• **Exercise inputs**:
"""

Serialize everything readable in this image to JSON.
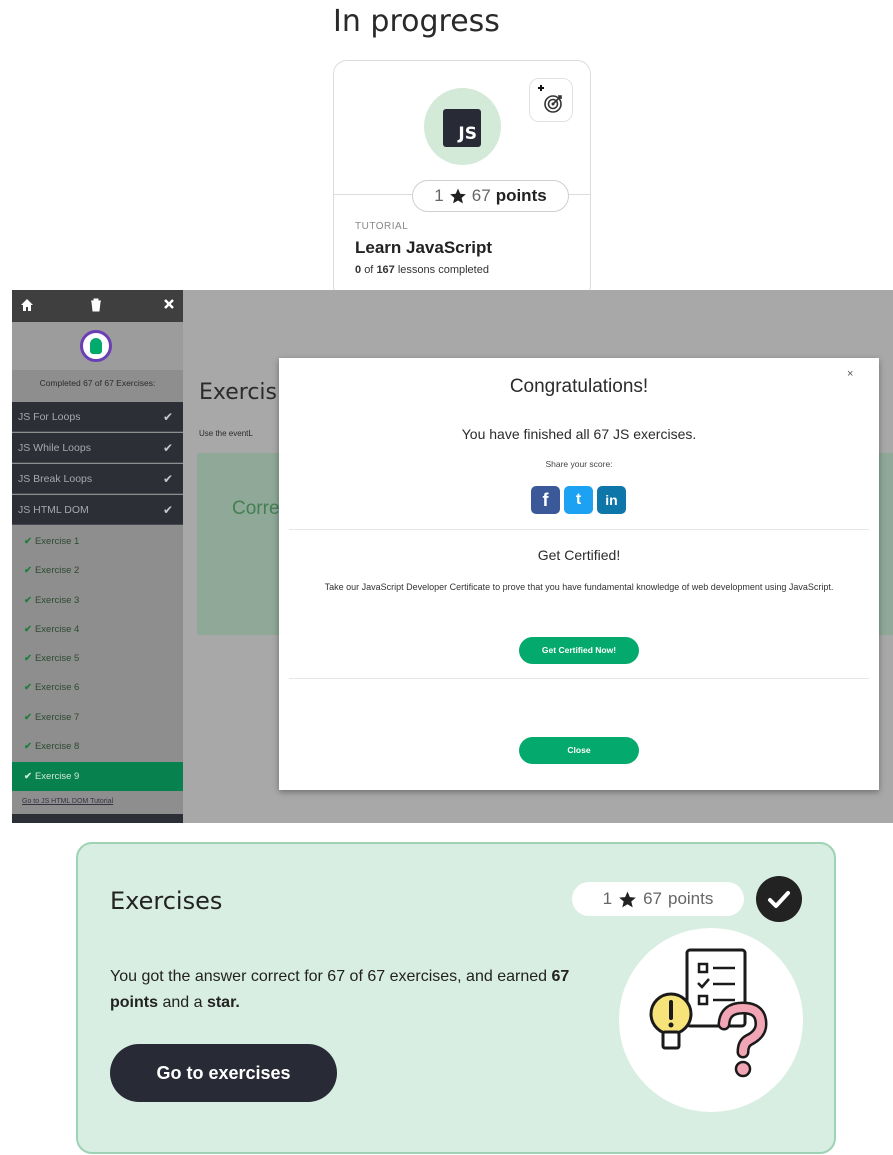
{
  "in_progress": {
    "section_title": "In progress",
    "card": {
      "logo_text": "JS",
      "stars": "1",
      "points_value": "67",
      "points_label": "points",
      "kind": "TUTORIAL",
      "name": "Learn JavaScript",
      "lessons_done": "0",
      "lessons_of": "of",
      "lessons_total": "167",
      "lessons_suffix": "lessons completed"
    }
  },
  "exercise_app": {
    "sidebar": {
      "completed_text": "Completed 67 of 67 Exercises:",
      "topics": [
        {
          "label": "JS For Loops"
        },
        {
          "label": "JS While Loops"
        },
        {
          "label": "JS Break Loops"
        },
        {
          "label": "JS HTML DOM"
        }
      ],
      "exercises": [
        {
          "label": "Exercise 1"
        },
        {
          "label": "Exercise 2"
        },
        {
          "label": "Exercise 3"
        },
        {
          "label": "Exercise 4"
        },
        {
          "label": "Exercise 5"
        },
        {
          "label": "Exercise 6"
        },
        {
          "label": "Exercise 7"
        },
        {
          "label": "Exercise 8"
        },
        {
          "label": "Exercise 9"
        }
      ],
      "tutorial_link": "Go to JS HTML DOM Tutorial"
    },
    "background": {
      "heading": "Exercis",
      "subtext": "Use the  eventL",
      "correct_text": "Corre"
    },
    "modal": {
      "close_x": "×",
      "title": "Congratulations!",
      "finished_text": "You have finished all 67 JS exercises.",
      "share_text": "Share your score:",
      "social": [
        {
          "label": "f",
          "color": "#3b5998"
        },
        {
          "label": "t",
          "color": "#1da1f2"
        },
        {
          "label": "in",
          "color": "#0e76a8"
        }
      ],
      "cert_title": "Get Certified!",
      "cert_text": "Take our JavaScript Developer Certificate to prove that you have fundamental knowledge of web development using JavaScript.",
      "cert_button": "Get Certified Now!",
      "close_button": "Close"
    }
  },
  "exercises_card": {
    "title": "Exercises",
    "stars": "1",
    "points_value": "67",
    "points_label": "points",
    "text_part1": "You got the answer correct for 67 of 67 exercises, and earned ",
    "text_bold1": "67 points",
    "text_part2": " and a ",
    "text_bold2": "star.",
    "button": "Go to exercises"
  },
  "colors": {
    "accent_green": "#04aa6d",
    "dark": "#282a35",
    "mint_bg": "#d9eee2"
  }
}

"""

• **Work required**:
Return every line from the records above that holds the word "HTML".

• **Task output**:
          "label": "JS HTML DOM"
      "tutorial_link": "Go to JS HTML DOM Tutorial"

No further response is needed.